- _WHAT THE TASK REQUIRES_
Write the entries out again exactly as they stand, but without the pictures.

- _PROVIDED RECORDS_
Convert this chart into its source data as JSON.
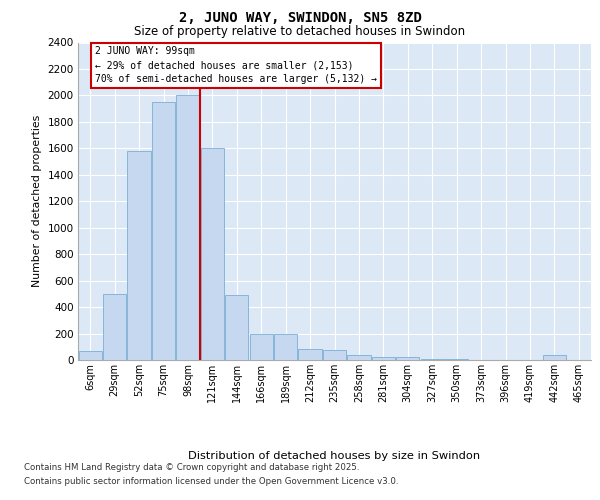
{
  "title": "2, JUNO WAY, SWINDON, SN5 8ZD",
  "subtitle": "Size of property relative to detached houses in Swindon",
  "xlabel": "Distribution of detached houses by size in Swindon",
  "ylabel": "Number of detached properties",
  "footnote1": "Contains HM Land Registry data © Crown copyright and database right 2025.",
  "footnote2": "Contains public sector information licensed under the Open Government Licence v3.0.",
  "annotation_line1": "2 JUNO WAY: 99sqm",
  "annotation_line2": "← 29% of detached houses are smaller (2,153)",
  "annotation_line3": "70% of semi-detached houses are larger (5,132) →",
  "bar_color": "#c5d8ef",
  "bar_edge_color": "#7aafd4",
  "vline_color": "#cc0000",
  "bg_color": "#dce8f5",
  "categories": [
    "6sqm",
    "29sqm",
    "52sqm",
    "75sqm",
    "98sqm",
    "121sqm",
    "144sqm",
    "166sqm",
    "189sqm",
    "212sqm",
    "235sqm",
    "258sqm",
    "281sqm",
    "304sqm",
    "327sqm",
    "350sqm",
    "373sqm",
    "396sqm",
    "419sqm",
    "442sqm",
    "465sqm"
  ],
  "values": [
    70,
    500,
    1580,
    1950,
    2000,
    1600,
    490,
    200,
    195,
    80,
    75,
    35,
    20,
    20,
    5,
    8,
    3,
    2,
    2,
    35,
    2
  ],
  "ylim": [
    0,
    2400
  ],
  "yticks": [
    0,
    200,
    400,
    600,
    800,
    1000,
    1200,
    1400,
    1600,
    1800,
    2000,
    2200,
    2400
  ],
  "vline_index": 4.5,
  "figsize": [
    6.0,
    5.0
  ],
  "dpi": 100
}
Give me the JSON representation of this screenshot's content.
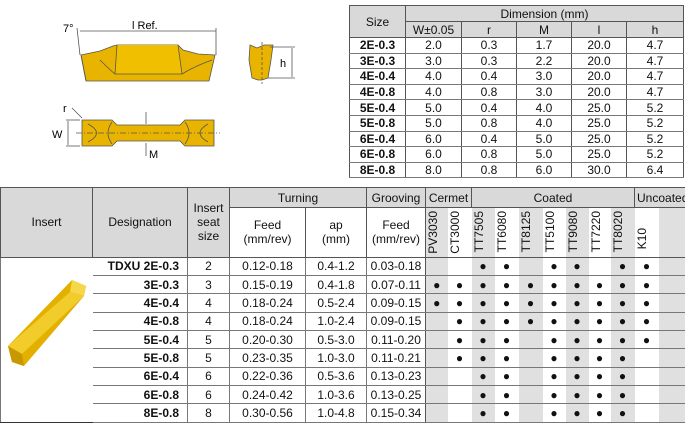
{
  "diagram": {
    "angle_label": "7°",
    "length_label": "l Ref.",
    "height_label": "h",
    "radius_label": "r",
    "width_label": "W",
    "m_label": "M"
  },
  "dimension_table": {
    "size_header": "Size",
    "group_header": "Dimension (mm)",
    "columns": [
      "W±0.05",
      "r",
      "M",
      "l",
      "h"
    ],
    "rows": [
      {
        "size": "2E-0.3",
        "values": [
          "2.0",
          "0.3",
          "1.7",
          "20.0",
          "4.7"
        ]
      },
      {
        "size": "3E-0.3",
        "values": [
          "3.0",
          "0.3",
          "2.2",
          "20.0",
          "4.7"
        ]
      },
      {
        "size": "4E-0.4",
        "values": [
          "4.0",
          "0.4",
          "3.0",
          "20.0",
          "4.7"
        ]
      },
      {
        "size": "4E-0.8",
        "values": [
          "4.0",
          "0.8",
          "3.0",
          "20.0",
          "4.7"
        ]
      },
      {
        "size": "5E-0.4",
        "values": [
          "5.0",
          "0.4",
          "4.0",
          "25.0",
          "5.2"
        ]
      },
      {
        "size": "5E-0.8",
        "values": [
          "5.0",
          "0.8",
          "4.0",
          "25.0",
          "5.2"
        ]
      },
      {
        "size": "6E-0.4",
        "values": [
          "6.0",
          "0.4",
          "5.0",
          "25.0",
          "5.2"
        ]
      },
      {
        "size": "6E-0.8",
        "values": [
          "6.0",
          "0.8",
          "5.0",
          "25.0",
          "5.2"
        ]
      },
      {
        "size": "8E-0.8",
        "values": [
          "8.0",
          "0.8",
          "6.0",
          "30.0",
          "6.4"
        ]
      }
    ]
  },
  "grade_table": {
    "headers": {
      "insert": "Insert",
      "designation": "Designation",
      "seat": "Insert seat size",
      "turning": "Turning",
      "grooving": "Grooving",
      "turn_feed": "Feed (mm/rev)",
      "turn_ap": "ap (mm)",
      "groove_feed": "Feed (mm/rev)",
      "cermet": "Cermet",
      "coated": "Coated",
      "uncoated": "Uncoated"
    },
    "prefix": "TDXU",
    "grades": [
      "PV3030",
      "CT3000",
      "TT7505",
      "TT6080",
      "TT8125",
      "TT5100",
      "TT9080",
      "TT7220",
      "TT8020",
      "K10"
    ],
    "dot": "●",
    "rows": [
      {
        "designation": "2E-0.3",
        "seat": "2",
        "turn_feed": "0.12-0.18",
        "ap": "0.4-1.2",
        "groove_feed": "0.03-0.18",
        "grades": [
          0,
          0,
          1,
          1,
          0,
          1,
          1,
          0,
          1,
          1
        ]
      },
      {
        "designation": "3E-0.3",
        "seat": "3",
        "turn_feed": "0.15-0.19",
        "ap": "0.4-1.8",
        "groove_feed": "0.07-0.11",
        "grades": [
          1,
          1,
          1,
          1,
          1,
          1,
          1,
          1,
          1,
          1
        ]
      },
      {
        "designation": "4E-0.4",
        "seat": "4",
        "turn_feed": "0.18-0.24",
        "ap": "0.5-2.4",
        "groove_feed": "0.09-0.15",
        "grades": [
          1,
          1,
          1,
          1,
          1,
          1,
          1,
          1,
          1,
          1
        ]
      },
      {
        "designation": "4E-0.8",
        "seat": "4",
        "turn_feed": "0.18-0.24",
        "ap": "1.0-2.4",
        "groove_feed": "0.09-0.15",
        "grades": [
          0,
          1,
          1,
          1,
          1,
          1,
          1,
          1,
          1,
          1
        ]
      },
      {
        "designation": "5E-0.4",
        "seat": "5",
        "turn_feed": "0.20-0.30",
        "ap": "0.5-3.0",
        "groove_feed": "0.11-0.20",
        "grades": [
          0,
          1,
          1,
          1,
          0,
          1,
          1,
          1,
          1,
          1
        ]
      },
      {
        "designation": "5E-0.8",
        "seat": "5",
        "turn_feed": "0.23-0.35",
        "ap": "1.0-3.0",
        "groove_feed": "0.11-0.21",
        "grades": [
          0,
          1,
          1,
          1,
          0,
          1,
          1,
          1,
          1,
          0
        ]
      },
      {
        "designation": "6E-0.4",
        "seat": "6",
        "turn_feed": "0.22-0.36",
        "ap": "0.5-3.6",
        "groove_feed": "0.13-0.23",
        "grades": [
          0,
          0,
          1,
          1,
          0,
          1,
          1,
          1,
          1,
          0
        ]
      },
      {
        "designation": "6E-0.8",
        "seat": "6",
        "turn_feed": "0.24-0.42",
        "ap": "1.0-3.6",
        "groove_feed": "0.13-0.25",
        "grades": [
          0,
          0,
          1,
          1,
          0,
          1,
          1,
          1,
          1,
          0
        ]
      },
      {
        "designation": "8E-0.8",
        "seat": "8",
        "turn_feed": "0.30-0.56",
        "ap": "1.0-4.8",
        "groove_feed": "0.15-0.34",
        "grades": [
          0,
          0,
          1,
          1,
          0,
          1,
          1,
          1,
          1,
          0
        ]
      }
    ]
  },
  "colors": {
    "insert_gold": "#e8b400",
    "header_gray": "#d9d9d9"
  }
}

- _RESPONSE TO THIS EXERCISE_
Convert this chart into its source data as JSON.
{
  "title": "2, JUNO WAY, SWINDON, SN5 8ZD",
  "subtitle": "Size of property relative to detached houses in Swindon",
  "xlabel": "Distribution of detached houses by size in Swindon",
  "ylabel": "Number of detached properties",
  "footnote1": "Contains HM Land Registry data © Crown copyright and database right 2025.",
  "footnote2": "Contains public sector information licensed under the Open Government Licence v3.0.",
  "annotation_line1": "2 JUNO WAY: 99sqm",
  "annotation_line2": "← 29% of detached houses are smaller (2,153)",
  "annotation_line3": "70% of semi-detached houses are larger (5,132) →",
  "bar_color": "#c5d8ef",
  "bar_edge_color": "#7aafd4",
  "vline_color": "#cc0000",
  "bg_color": "#dce8f5",
  "categories": [
    "6sqm",
    "29sqm",
    "52sqm",
    "75sqm",
    "98sqm",
    "121sqm",
    "144sqm",
    "166sqm",
    "189sqm",
    "212sqm",
    "235sqm",
    "258sqm",
    "281sqm",
    "304sqm",
    "327sqm",
    "350sqm",
    "373sqm",
    "396sqm",
    "419sqm",
    "442sqm",
    "465sqm"
  ],
  "values": [
    70,
    500,
    1580,
    1950,
    2000,
    1600,
    490,
    200,
    195,
    80,
    75,
    35,
    20,
    20,
    5,
    8,
    3,
    2,
    2,
    35,
    2
  ],
  "ylim": [
    0,
    2400
  ],
  "yticks": [
    0,
    200,
    400,
    600,
    800,
    1000,
    1200,
    1400,
    1600,
    1800,
    2000,
    2200,
    2400
  ],
  "vline_index": 4.5,
  "figsize": [
    6.0,
    5.0
  ],
  "dpi": 100
}
Give me the JSON representation of this screenshot's content.
{
  "diagram": {
    "angle_label": "7°",
    "length_label": "l Ref.",
    "height_label": "h",
    "radius_label": "r",
    "width_label": "W",
    "m_label": "M"
  },
  "dimension_table": {
    "size_header": "Size",
    "group_header": "Dimension (mm)",
    "columns": [
      "W±0.05",
      "r",
      "M",
      "l",
      "h"
    ],
    "rows": [
      {
        "size": "2E-0.3",
        "values": [
          "2.0",
          "0.3",
          "1.7",
          "20.0",
          "4.7"
        ]
      },
      {
        "size": "3E-0.3",
        "values": [
          "3.0",
          "0.3",
          "2.2",
          "20.0",
          "4.7"
        ]
      },
      {
        "size": "4E-0.4",
        "values": [
          "4.0",
          "0.4",
          "3.0",
          "20.0",
          "4.7"
        ]
      },
      {
        "size": "4E-0.8",
        "values": [
          "4.0",
          "0.8",
          "3.0",
          "20.0",
          "4.7"
        ]
      },
      {
        "size": "5E-0.4",
        "values": [
          "5.0",
          "0.4",
          "4.0",
          "25.0",
          "5.2"
        ]
      },
      {
        "size": "5E-0.8",
        "values": [
          "5.0",
          "0.8",
          "4.0",
          "25.0",
          "5.2"
        ]
      },
      {
        "size": "6E-0.4",
        "values": [
          "6.0",
          "0.4",
          "5.0",
          "25.0",
          "5.2"
        ]
      },
      {
        "size": "6E-0.8",
        "values": [
          "6.0",
          "0.8",
          "5.0",
          "25.0",
          "5.2"
        ]
      },
      {
        "size": "8E-0.8",
        "values": [
          "8.0",
          "0.8",
          "6.0",
          "30.0",
          "6.4"
        ]
      }
    ]
  },
  "grade_table": {
    "headers": {
      "insert": "Insert",
      "designation": "Designation",
      "seat": "Insert seat size",
      "turning": "Turning",
      "grooving": "Grooving",
      "turn_feed": "Feed (mm/rev)",
      "turn_ap": "ap (mm)",
      "groove_feed": "Feed (mm/rev)",
      "cermet": "Cermet",
      "coated": "Coated",
      "uncoated": "Uncoated"
    },
    "prefix": "TDXU",
    "grades": [
      "PV3030",
      "CT3000",
      "TT7505",
      "TT6080",
      "TT8125",
      "TT5100",
      "TT9080",
      "TT7220",
      "TT8020",
      "K10"
    ],
    "dot": "●",
    "rows": [
      {
        "designation": "2E-0.3",
        "seat": "2",
        "turn_feed": "0.12-0.18",
        "ap": "0.4-1.2",
        "groove_feed": "0.03-0.18",
        "grades": [
          0,
          0,
          1,
          1,
          0,
          1,
          1,
          0,
          1,
          1
        ]
      },
      {
        "designation": "3E-0.3",
        "seat": "3",
        "turn_feed": "0.15-0.19",
        "ap": "0.4-1.8",
        "groove_feed": "0.07-0.11",
        "grades": [
          1,
          1,
          1,
          1,
          1,
          1,
          1,
          1,
          1,
          1
        ]
      },
      {
        "designation": "4E-0.4",
        "seat": "4",
        "turn_feed": "0.18-0.24",
        "ap": "0.5-2.4",
        "groove_feed": "0.09-0.15",
        "grades": [
          1,
          1,
          1,
          1,
          1,
          1,
          1,
          1,
          1,
          1
        ]
      },
      {
        "designation": "4E-0.8",
        "seat": "4",
        "turn_feed": "0.18-0.24",
        "ap": "1.0-2.4",
        "groove_feed": "0.09-0.15",
        "grades": [
          0,
          1,
          1,
          1,
          1,
          1,
          1,
          1,
          1,
          1
        ]
      },
      {
        "designation": "5E-0.4",
        "seat": "5",
        "turn_feed": "0.20-0.30",
        "ap": "0.5-3.0",
        "groove_feed": "0.11-0.20",
        "grades": [
          0,
          1,
          1,
          1,
          0,
          1,
          1,
          1,
          1,
          1
        ]
      },
      {
        "designation": "5E-0.8",
        "seat": "5",
        "turn_feed": "0.23-0.35",
        "ap": "1.0-3.0",
        "groove_feed": "0.11-0.21",
        "grades": [
          0,
          1,
          1,
          1,
          0,
          1,
          1,
          1,
          1,
          0
        ]
      },
      {
        "designation": "6E-0.4",
        "seat": "6",
        "turn_feed": "0.22-0.36",
        "ap": "0.5-3.6",
        "groove_feed": "0.13-0.23",
        "grades": [
          0,
          0,
          1,
          1,
          0,
          1,
          1,
          1,
          1,
          0
        ]
      },
      {
        "designation": "6E-0.8",
        "seat": "6",
        "turn_feed": "0.24-0.42",
        "ap": "1.0-3.6",
        "groove_feed": "0.13-0.25",
        "grades": [
          0,
          0,
          1,
          1,
          0,
          1,
          1,
          1,
          1,
          0
        ]
      },
      {
        "designation": "8E-0.8",
        "seat": "8",
        "turn_feed": "0.30-0.56",
        "ap": "1.0-4.8",
        "groove_feed": "0.15-0.34",
        "grades": [
          0,
          0,
          1,
          1,
          0,
          1,
          1,
          1,
          1,
          0
        ]
      }
    ]
  },
  "colors": {
    "insert_gold": "#e8b400",
    "header_gray": "#d9d9d9"
  }
}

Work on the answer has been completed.